# Start of EXERCISE MATERIAL

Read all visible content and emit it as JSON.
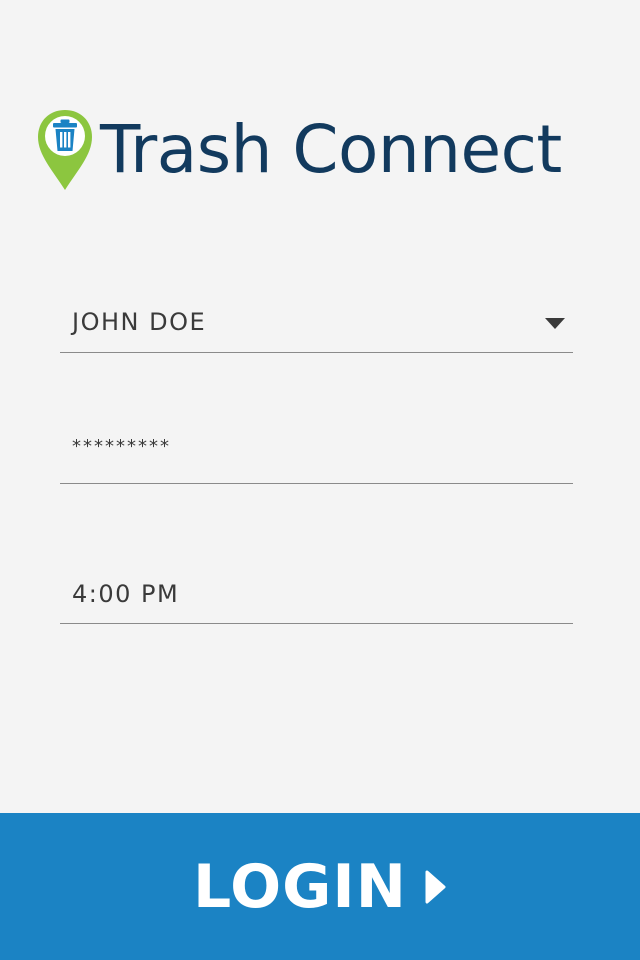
{
  "app": {
    "title": "Trash Connect"
  },
  "form": {
    "user_value": "JOHN DOE",
    "password_value": "*********",
    "time_value": "4:00 PM"
  },
  "login": {
    "label": "LOGIN"
  },
  "colors": {
    "brand_navy": "#123a5e",
    "pin_green": "#8cc63f",
    "accent_blue": "#1b83c4",
    "background": "#f4f4f4"
  },
  "icons": {
    "logo": "map-pin-trash-icon",
    "dropdown": "caret-down-icon",
    "login": "play-arrow-icon"
  }
}
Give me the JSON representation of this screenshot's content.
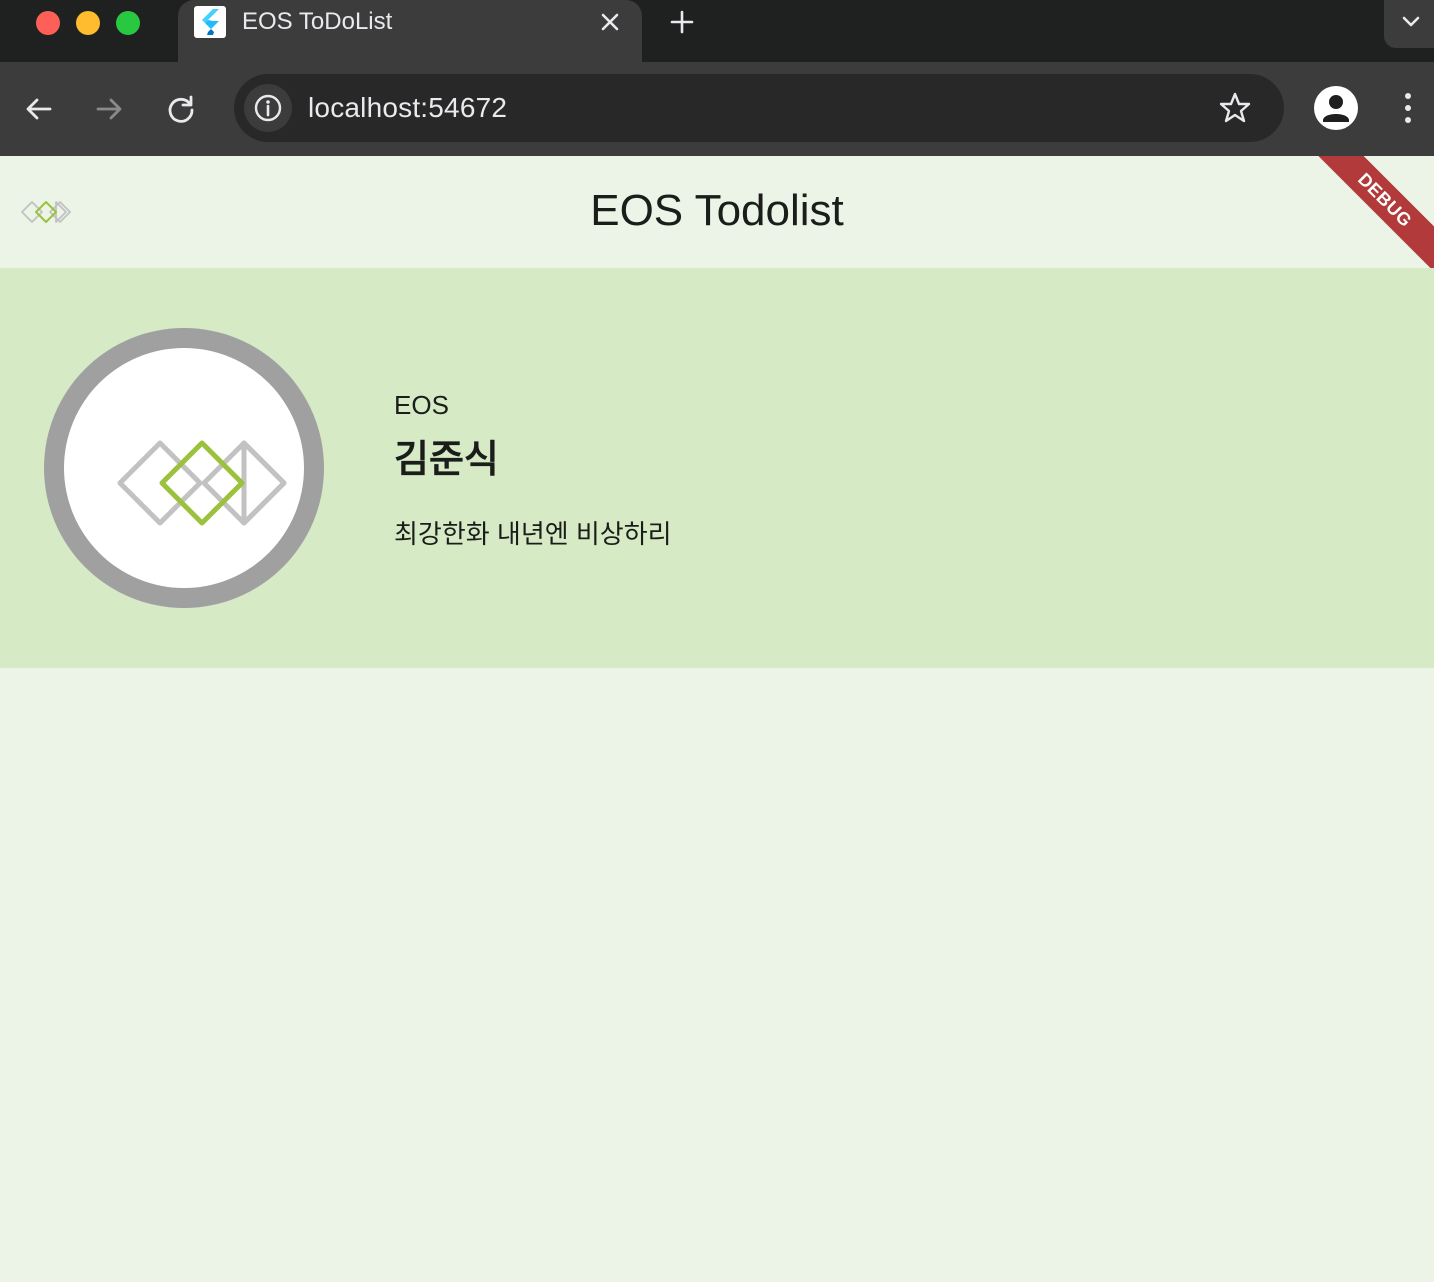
{
  "browser": {
    "tab": {
      "title": "EOS ToDoList",
      "favicon": "flutter-icon"
    },
    "address_bar": {
      "url": "localhost:54672"
    },
    "icons": {
      "back": "arrow-left-icon",
      "forward": "arrow-right-icon",
      "reload": "reload-icon",
      "site_info": "info-icon",
      "bookmark": "star-icon",
      "profile": "person-icon",
      "menu": "more-vert-icon",
      "tab_close": "close-icon",
      "new_tab": "plus-icon",
      "tab_search": "chevron-down-icon"
    }
  },
  "app": {
    "title": "EOS Todolist",
    "debug_banner": "DEBUG",
    "profile": {
      "organization": "EOS",
      "name": "김준식",
      "motto": "최강한화 내년엔 비상하리"
    }
  },
  "colors": {
    "app_background": "#ecf4e8",
    "profile_card": "#d6eac6",
    "logo_green": "#9bc23c",
    "logo_gray": "#c2c2c2",
    "avatar_ring": "#a0a0a0",
    "debug_banner": "#b23a3a"
  }
}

# End of EXERCISE MATERIAL

WHAT IS EXPECTED: Skip the pictures, then retype every line above exactly.

SOLUTION BELOW:
Read all visible content and emit it as JSON.
{
  "app": {
    "title": "Trash Connect"
  },
  "form": {
    "user_value": "JOHN DOE",
    "password_value": "*********",
    "time_value": "4:00 PM"
  },
  "login": {
    "label": "LOGIN"
  },
  "colors": {
    "brand_navy": "#123a5e",
    "pin_green": "#8cc63f",
    "accent_blue": "#1b83c4",
    "background": "#f4f4f4"
  },
  "icons": {
    "logo": "map-pin-trash-icon",
    "dropdown": "caret-down-icon",
    "login": "play-arrow-icon"
  }
}
Give me the JSON representation of this screenshot's content.
{
  "browser": {
    "tab": {
      "title": "EOS ToDoList",
      "favicon": "flutter-icon"
    },
    "address_bar": {
      "url": "localhost:54672"
    },
    "icons": {
      "back": "arrow-left-icon",
      "forward": "arrow-right-icon",
      "reload": "reload-icon",
      "site_info": "info-icon",
      "bookmark": "star-icon",
      "profile": "person-icon",
      "menu": "more-vert-icon",
      "tab_close": "close-icon",
      "new_tab": "plus-icon",
      "tab_search": "chevron-down-icon"
    }
  },
  "app": {
    "title": "EOS Todolist",
    "debug_banner": "DEBUG",
    "profile": {
      "organization": "EOS",
      "name": "김준식",
      "motto": "최강한화 내년엔 비상하리"
    }
  },
  "colors": {
    "app_background": "#ecf4e8",
    "profile_card": "#d6eac6",
    "logo_green": "#9bc23c",
    "logo_gray": "#c2c2c2",
    "avatar_ring": "#a0a0a0",
    "debug_banner": "#b23a3a"
  }
}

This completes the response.